_DATA PROVIDED_.
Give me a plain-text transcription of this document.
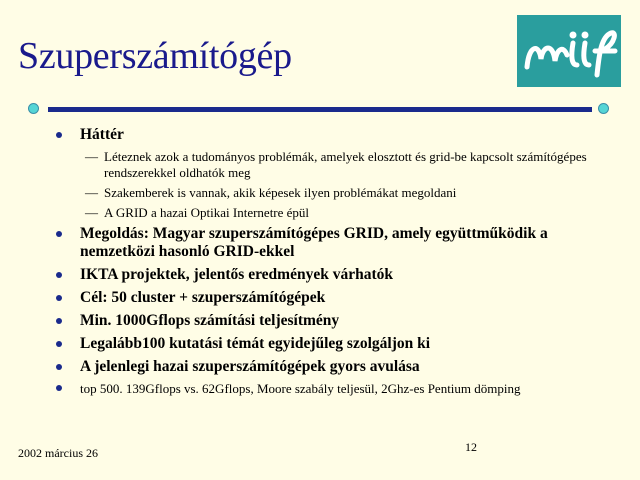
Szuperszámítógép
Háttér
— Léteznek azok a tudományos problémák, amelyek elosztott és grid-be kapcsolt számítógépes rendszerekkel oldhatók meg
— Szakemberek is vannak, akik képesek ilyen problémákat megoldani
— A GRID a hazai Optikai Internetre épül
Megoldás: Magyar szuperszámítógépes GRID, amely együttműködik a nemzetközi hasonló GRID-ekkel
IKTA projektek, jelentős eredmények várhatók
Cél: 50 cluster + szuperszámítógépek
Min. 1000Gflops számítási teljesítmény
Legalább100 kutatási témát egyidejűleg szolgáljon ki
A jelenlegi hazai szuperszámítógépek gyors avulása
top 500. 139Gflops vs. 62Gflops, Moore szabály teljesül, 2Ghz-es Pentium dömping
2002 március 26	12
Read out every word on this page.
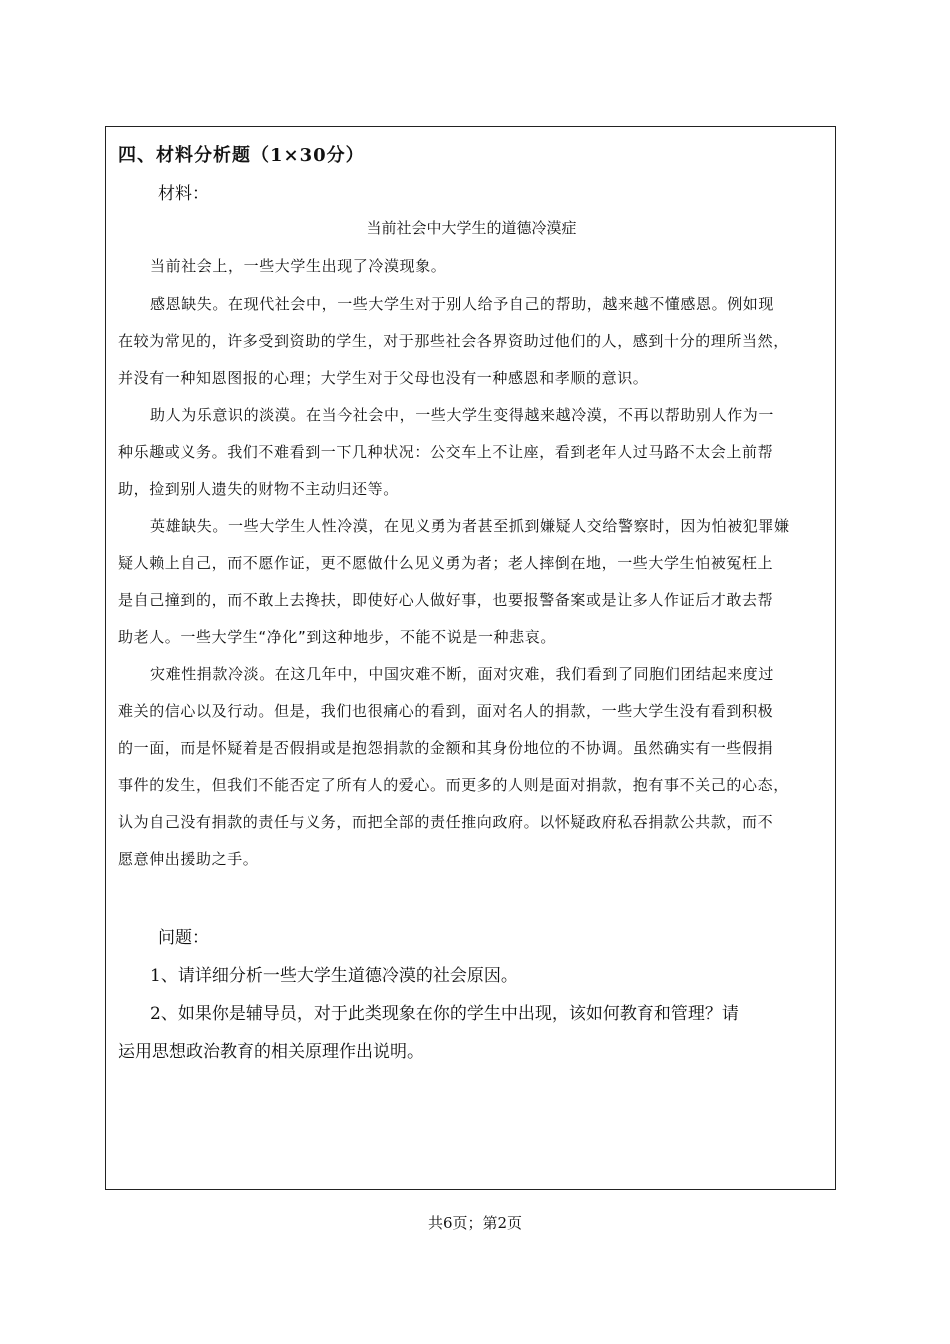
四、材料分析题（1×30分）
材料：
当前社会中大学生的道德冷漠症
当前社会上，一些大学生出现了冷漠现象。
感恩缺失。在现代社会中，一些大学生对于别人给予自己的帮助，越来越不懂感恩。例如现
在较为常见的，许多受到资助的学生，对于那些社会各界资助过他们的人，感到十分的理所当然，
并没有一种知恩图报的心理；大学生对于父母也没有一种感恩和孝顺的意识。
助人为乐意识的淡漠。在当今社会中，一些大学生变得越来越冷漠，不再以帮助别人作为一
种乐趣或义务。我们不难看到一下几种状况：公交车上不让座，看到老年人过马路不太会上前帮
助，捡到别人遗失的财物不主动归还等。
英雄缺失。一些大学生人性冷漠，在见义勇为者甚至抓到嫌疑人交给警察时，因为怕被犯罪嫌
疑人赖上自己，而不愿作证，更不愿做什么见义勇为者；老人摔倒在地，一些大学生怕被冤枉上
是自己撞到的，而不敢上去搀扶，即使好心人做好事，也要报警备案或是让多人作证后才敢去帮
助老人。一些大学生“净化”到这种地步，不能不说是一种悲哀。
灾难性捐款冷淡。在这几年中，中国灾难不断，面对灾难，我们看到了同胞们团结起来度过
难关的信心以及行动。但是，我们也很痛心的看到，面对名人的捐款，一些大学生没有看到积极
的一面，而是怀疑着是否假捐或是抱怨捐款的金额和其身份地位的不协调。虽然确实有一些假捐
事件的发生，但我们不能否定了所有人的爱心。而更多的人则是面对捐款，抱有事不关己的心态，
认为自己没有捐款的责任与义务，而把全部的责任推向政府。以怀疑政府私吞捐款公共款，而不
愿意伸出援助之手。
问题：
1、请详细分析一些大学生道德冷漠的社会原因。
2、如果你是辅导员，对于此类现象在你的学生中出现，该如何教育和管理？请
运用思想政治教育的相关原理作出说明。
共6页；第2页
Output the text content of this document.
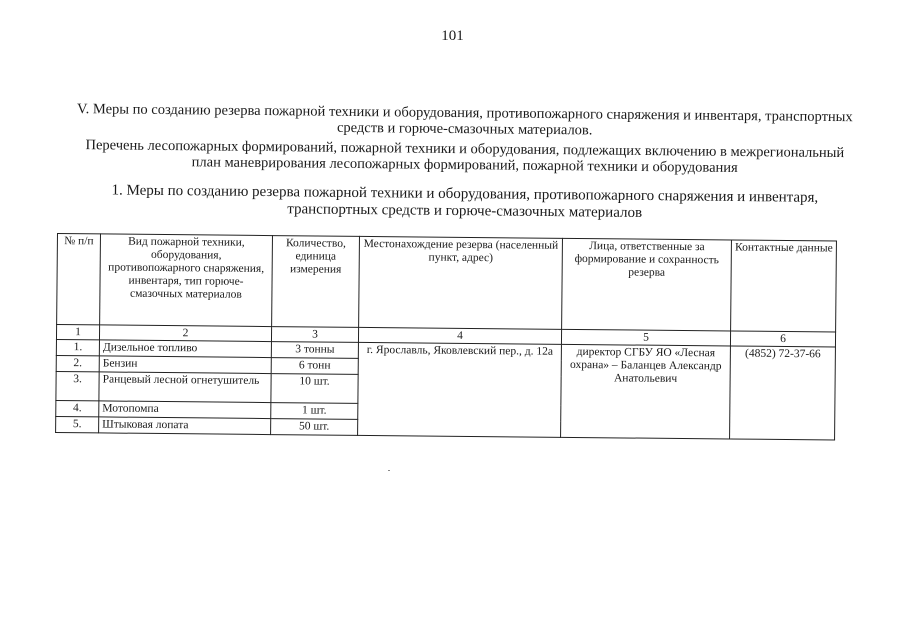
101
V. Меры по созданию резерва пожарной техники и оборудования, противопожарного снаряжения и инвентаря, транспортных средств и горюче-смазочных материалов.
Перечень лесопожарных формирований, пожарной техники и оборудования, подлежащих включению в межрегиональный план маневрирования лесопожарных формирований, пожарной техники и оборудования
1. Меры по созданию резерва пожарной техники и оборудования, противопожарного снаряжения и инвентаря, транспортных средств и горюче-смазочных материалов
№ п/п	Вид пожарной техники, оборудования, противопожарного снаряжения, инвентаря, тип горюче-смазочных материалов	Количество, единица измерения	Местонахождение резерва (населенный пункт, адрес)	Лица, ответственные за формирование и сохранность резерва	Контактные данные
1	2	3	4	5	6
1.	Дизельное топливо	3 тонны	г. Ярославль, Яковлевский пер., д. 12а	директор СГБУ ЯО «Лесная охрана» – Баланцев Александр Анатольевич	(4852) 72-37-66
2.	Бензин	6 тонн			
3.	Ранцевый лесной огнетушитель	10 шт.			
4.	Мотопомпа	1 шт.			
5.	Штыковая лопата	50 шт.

_YOUR GOAL_. Reproduce the data word for word, excluding its pictures.

_SOLUTION FOR THIS EXERCISE_.
Give me a plain-text transcription of this document.
Szuperszámítógép
Háttér
— Léteznek azok a tudományos problémák, amelyek elosztott és grid-be kapcsolt számítógépes rendszerekkel oldhatók meg
— Szakemberek is vannak, akik képesek ilyen problémákat megoldani
— A GRID a hazai Optikai Internetre épül
Megoldás: Magyar szuperszámítógépes GRID, amely együttműködik a nemzetközi hasonló GRID-ekkel
IKTA projektek, jelentős eredmények várhatók
Cél: 50 cluster + szuperszámítógépek
Min. 1000Gflops számítási teljesítmény
Legalább100 kutatási témát egyidejűleg szolgáljon ki
A jelenlegi hazai szuperszámítógépek gyors avulása
top 500. 139Gflops vs. 62Gflops, Moore szabály teljesül, 2Ghz-es Pentium dömping
2002 március 26	12
Read out every word on this page.
四、材料分析题（1×30分）
材料：
当前社会中大学生的道德冷漠症
当前社会上，一些大学生出现了冷漠现象。
感恩缺失。在现代社会中，一些大学生对于别人给予自己的帮助，越来越不懂感恩。例如现
在较为常见的，许多受到资助的学生，对于那些社会各界资助过他们的人，感到十分的理所当然，
并没有一种知恩图报的心理；大学生对于父母也没有一种感恩和孝顺的意识。
助人为乐意识的淡漠。在当今社会中，一些大学生变得越来越冷漠，不再以帮助别人作为一
种乐趣或义务。我们不难看到一下几种状况：公交车上不让座，看到老年人过马路不太会上前帮
助，捡到别人遗失的财物不主动归还等。
英雄缺失。一些大学生人性冷漠，在见义勇为者甚至抓到嫌疑人交给警察时，因为怕被犯罪嫌
疑人赖上自己，而不愿作证，更不愿做什么见义勇为者；老人摔倒在地，一些大学生怕被冤枉上
是自己撞到的，而不敢上去搀扶，即使好心人做好事，也要报警备案或是让多人作证后才敢去帮
助老人。一些大学生“净化”到这种地步，不能不说是一种悲哀。
灾难性捐款冷淡。在这几年中，中国灾难不断，面对灾难，我们看到了同胞们团结起来度过
难关的信心以及行动。但是，我们也很痛心的看到，面对名人的捐款，一些大学生没有看到积极
的一面，而是怀疑着是否假捐或是抱怨捐款的金额和其身份地位的不协调。虽然确实有一些假捐
事件的发生，但我们不能否定了所有人的爱心。而更多的人则是面对捐款，抱有事不关己的心态，
认为自己没有捐款的责任与义务，而把全部的责任推向政府。以怀疑政府私吞捐款公共款，而不
愿意伸出援助之手。
问题：
1、请详细分析一些大学生道德冷漠的社会原因。
2、如果你是辅导员，对于此类现象在你的学生中出现，该如何教育和管理？请
运用思想政治教育的相关原理作出说明。
共6页；第2页
Output the text content of this document.
101
V. Меры по созданию резерва пожарной техники и оборудования, противопожарного снаряжения и инвентаря, транспортных средств и горюче-смазочных материалов.
Перечень лесопожарных формирований, пожарной техники и оборудования, подлежащих включению в межрегиональный план маневрирования лесопожарных формирований, пожарной техники и оборудования
1. Меры по созданию резерва пожарной техники и оборудования, противопожарного снаряжения и инвентаря, транспортных средств и горюче-смазочных материалов
№ п/п	Вид пожарной техники, оборудования, противопожарного снаряжения, инвентаря, тип горюче-смазочных материалов	Количество, единица измерения	Местонахождение резерва (населенный пункт, адрес)	Лица, ответственные за формирование и сохранность резерва	Контактные данные
1	2	3	4	5	6
1.	Дизельное топливо	3 тонны	г. Ярославль, Яковлевский пер., д. 12а	директор СГБУ ЯО «Лесная охрана» – Баланцев Александр Анатольевич	(4852) 72-37-66
2.	Бензин	6 тонн			
3.	Ранцевый лесной огнетушитель	10 шт.			
4.	Мотопомпа	1 шт.			
5.	Штыковая лопата	50 шт.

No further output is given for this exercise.